TASK PROMPT. Please set down the data word for word; images do not go in the copy.

[Opening DATA SUPPLIED section]

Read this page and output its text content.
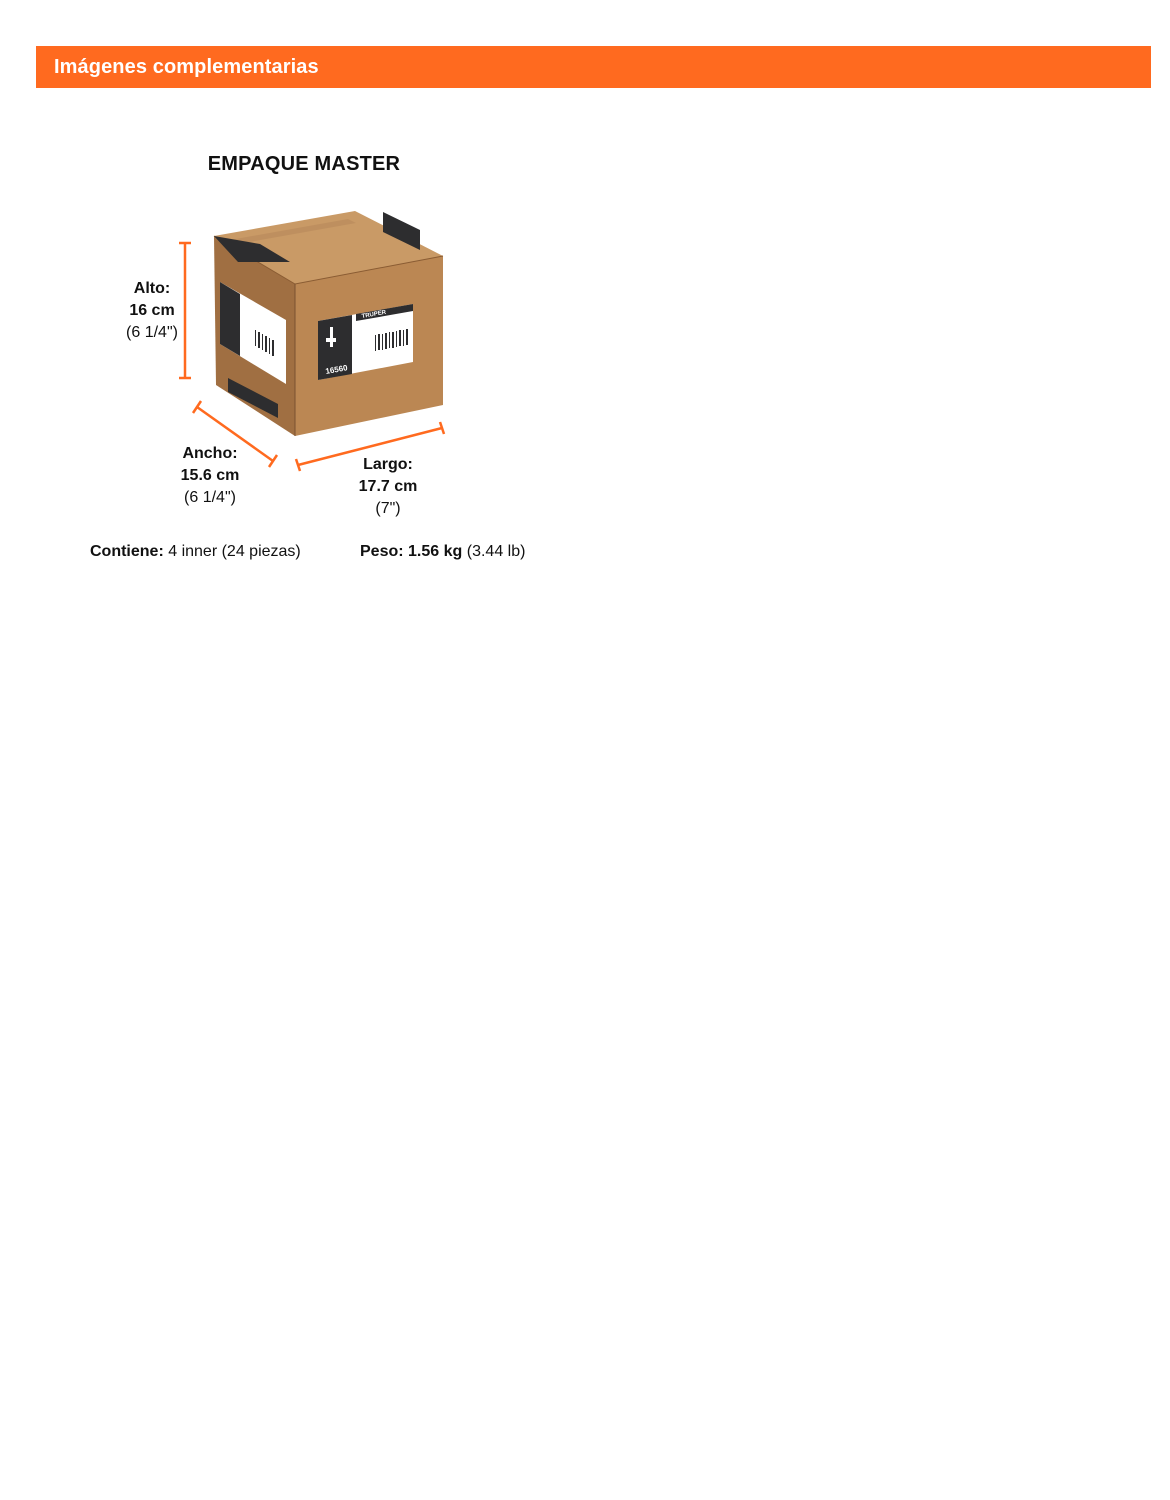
Imágenes complementarias
EMPAQUE MASTER
16560
TRUPER
Alto:
16 cm
(6 1/4")
Ancho:
15.6 cm
(6 1/4")
Largo:
17.7 cm
(7")
Contiene: 4 inner (24 piezas)	Peso: 1.56 kg (3.44 lb)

[Closing DATA SUPPLIED section]

WRITTEN RESPONSE.
Read this page and output its text content.
Imágenes complementarias
EMPAQUE MASTER
16560
TRUPER
Alto:
16 cm
(6 1/4")
Ancho:
15.6 cm
(6 1/4")
Largo:
17.7 cm
(7")
Contiene: 4 inner (24 piezas)	Peso: 1.56 kg (3.44 lb)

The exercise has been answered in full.